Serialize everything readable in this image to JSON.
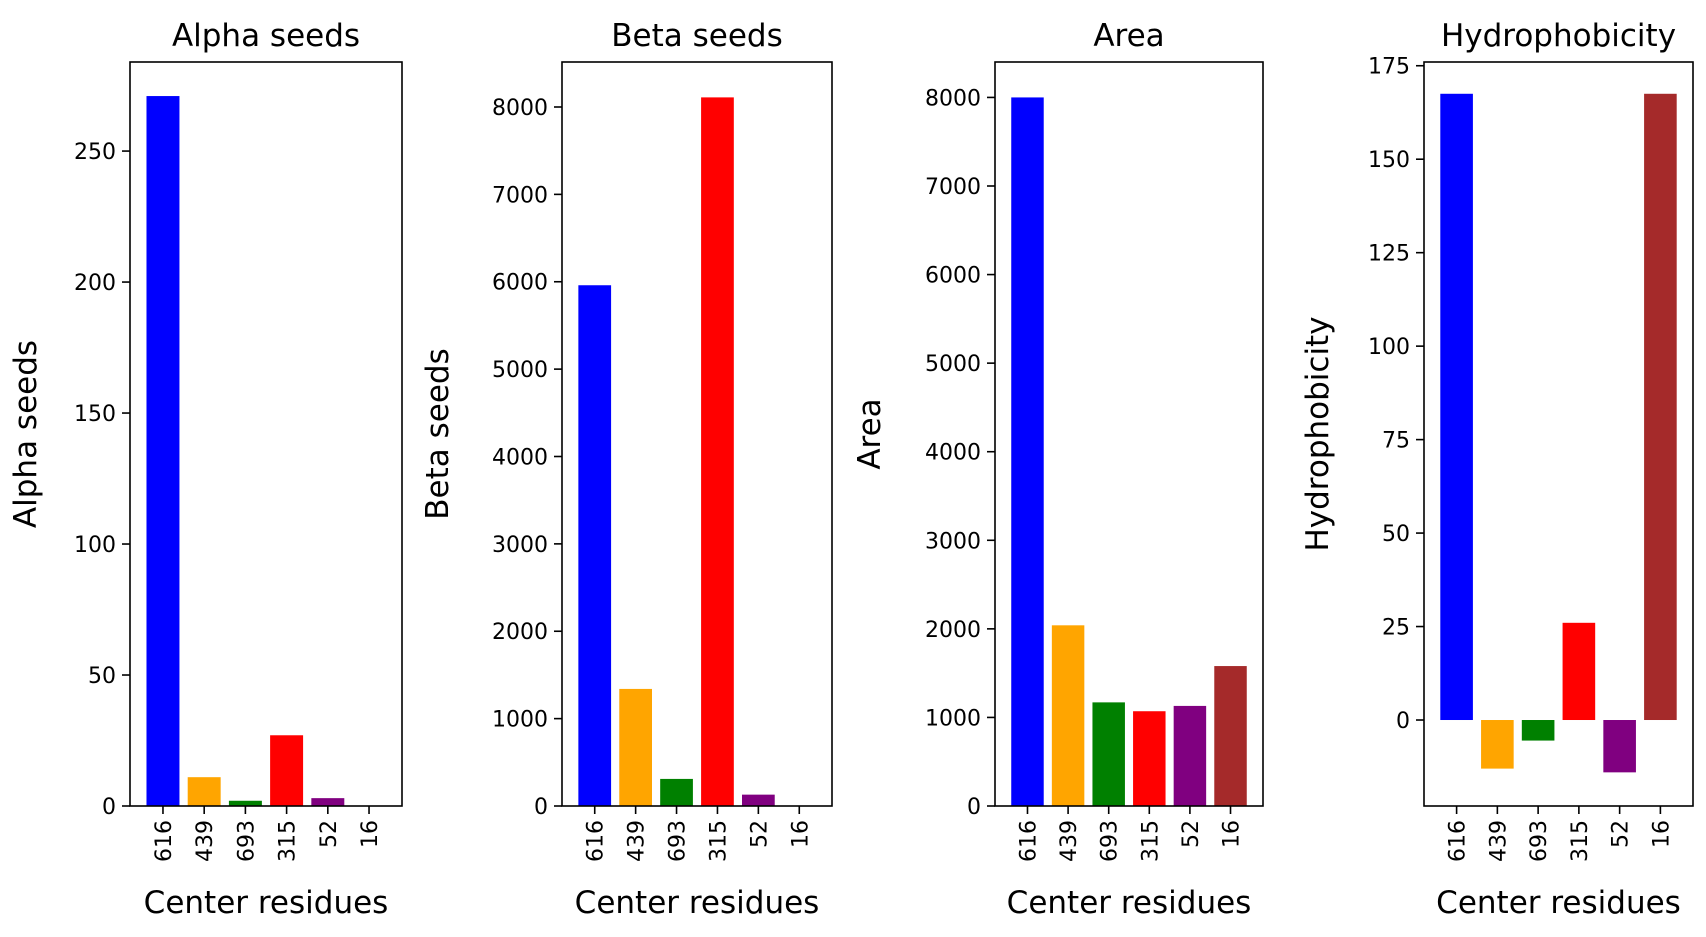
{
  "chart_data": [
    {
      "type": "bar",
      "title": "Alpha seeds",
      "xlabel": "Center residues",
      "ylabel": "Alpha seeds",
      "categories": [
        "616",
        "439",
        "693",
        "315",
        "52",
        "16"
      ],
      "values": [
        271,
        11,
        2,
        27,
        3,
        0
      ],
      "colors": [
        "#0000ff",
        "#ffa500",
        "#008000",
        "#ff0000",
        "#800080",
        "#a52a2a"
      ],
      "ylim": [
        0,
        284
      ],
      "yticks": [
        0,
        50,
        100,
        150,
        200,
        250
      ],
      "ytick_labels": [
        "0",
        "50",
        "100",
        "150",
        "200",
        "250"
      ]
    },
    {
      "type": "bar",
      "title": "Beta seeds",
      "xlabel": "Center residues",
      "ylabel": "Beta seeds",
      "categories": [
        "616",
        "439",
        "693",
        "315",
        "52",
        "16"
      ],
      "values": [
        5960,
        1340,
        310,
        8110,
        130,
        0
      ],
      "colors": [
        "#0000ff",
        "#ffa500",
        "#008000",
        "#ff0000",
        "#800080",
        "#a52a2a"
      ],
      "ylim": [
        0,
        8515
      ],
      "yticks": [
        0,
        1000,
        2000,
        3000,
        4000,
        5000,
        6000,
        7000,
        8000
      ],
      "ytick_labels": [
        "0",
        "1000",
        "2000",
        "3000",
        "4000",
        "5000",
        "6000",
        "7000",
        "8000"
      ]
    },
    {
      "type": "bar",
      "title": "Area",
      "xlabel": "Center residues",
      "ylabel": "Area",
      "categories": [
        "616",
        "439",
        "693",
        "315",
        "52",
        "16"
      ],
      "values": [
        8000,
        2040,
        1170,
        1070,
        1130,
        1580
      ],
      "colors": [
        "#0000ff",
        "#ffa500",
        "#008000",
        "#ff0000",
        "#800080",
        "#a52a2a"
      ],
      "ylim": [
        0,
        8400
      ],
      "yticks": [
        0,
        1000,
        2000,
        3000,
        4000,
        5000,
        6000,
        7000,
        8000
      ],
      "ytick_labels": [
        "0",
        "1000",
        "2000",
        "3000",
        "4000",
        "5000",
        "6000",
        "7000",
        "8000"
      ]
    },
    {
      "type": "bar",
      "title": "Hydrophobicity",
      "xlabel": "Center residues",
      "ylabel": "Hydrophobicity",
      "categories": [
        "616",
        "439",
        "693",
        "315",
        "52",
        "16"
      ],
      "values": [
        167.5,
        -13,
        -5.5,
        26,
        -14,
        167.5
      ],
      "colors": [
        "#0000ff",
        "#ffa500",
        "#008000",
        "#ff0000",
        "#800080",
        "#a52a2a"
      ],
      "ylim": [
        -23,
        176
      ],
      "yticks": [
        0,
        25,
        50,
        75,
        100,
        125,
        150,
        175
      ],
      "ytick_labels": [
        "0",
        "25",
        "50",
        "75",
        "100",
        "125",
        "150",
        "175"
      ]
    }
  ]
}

══════════════════════════════

REQUIREMENTS =
Return the records exactly. Don't carry the pictures over.

FINISHED TASK =
Serialize everything readable in this image to JSON.
{
  "chart_data": [
    {
      "type": "bar",
      "title": "Alpha seeds",
      "xlabel": "Center residues",
      "ylabel": "Alpha seeds",
      "categories": [
        "616",
        "439",
        "693",
        "315",
        "52",
        "16"
      ],
      "values": [
        271,
        11,
        2,
        27,
        3,
        0
      ],
      "colors": [
        "#0000ff",
        "#ffa500",
        "#008000",
        "#ff0000",
        "#800080",
        "#a52a2a"
      ],
      "ylim": [
        0,
        284
      ],
      "yticks": [
        0,
        50,
        100,
        150,
        200,
        250
      ],
      "ytick_labels": [
        "0",
        "50",
        "100",
        "150",
        "200",
        "250"
      ]
    },
    {
      "type": "bar",
      "title": "Beta seeds",
      "xlabel": "Center residues",
      "ylabel": "Beta seeds",
      "categories": [
        "616",
        "439",
        "693",
        "315",
        "52",
        "16"
      ],
      "values": [
        5960,
        1340,
        310,
        8110,
        130,
        0
      ],
      "colors": [
        "#0000ff",
        "#ffa500",
        "#008000",
        "#ff0000",
        "#800080",
        "#a52a2a"
      ],
      "ylim": [
        0,
        8515
      ],
      "yticks": [
        0,
        1000,
        2000,
        3000,
        4000,
        5000,
        6000,
        7000,
        8000
      ],
      "ytick_labels": [
        "0",
        "1000",
        "2000",
        "3000",
        "4000",
        "5000",
        "6000",
        "7000",
        "8000"
      ]
    },
    {
      "type": "bar",
      "title": "Area",
      "xlabel": "Center residues",
      "ylabel": "Area",
      "categories": [
        "616",
        "439",
        "693",
        "315",
        "52",
        "16"
      ],
      "values": [
        8000,
        2040,
        1170,
        1070,
        1130,
        1580
      ],
      "colors": [
        "#0000ff",
        "#ffa500",
        "#008000",
        "#ff0000",
        "#800080",
        "#a52a2a"
      ],
      "ylim": [
        0,
        8400
      ],
      "yticks": [
        0,
        1000,
        2000,
        3000,
        4000,
        5000,
        6000,
        7000,
        8000
      ],
      "ytick_labels": [
        "0",
        "1000",
        "2000",
        "3000",
        "4000",
        "5000",
        "6000",
        "7000",
        "8000"
      ]
    },
    {
      "type": "bar",
      "title": "Hydrophobicity",
      "xlabel": "Center residues",
      "ylabel": "Hydrophobicity",
      "categories": [
        "616",
        "439",
        "693",
        "315",
        "52",
        "16"
      ],
      "values": [
        167.5,
        -13,
        -5.5,
        26,
        -14,
        167.5
      ],
      "colors": [
        "#0000ff",
        "#ffa500",
        "#008000",
        "#ff0000",
        "#800080",
        "#a52a2a"
      ],
      "ylim": [
        -23,
        176
      ],
      "yticks": [
        0,
        25,
        50,
        75,
        100,
        125,
        150,
        175
      ],
      "ytick_labels": [
        "0",
        "25",
        "50",
        "75",
        "100",
        "125",
        "150",
        "175"
      ]
    }
  ]
}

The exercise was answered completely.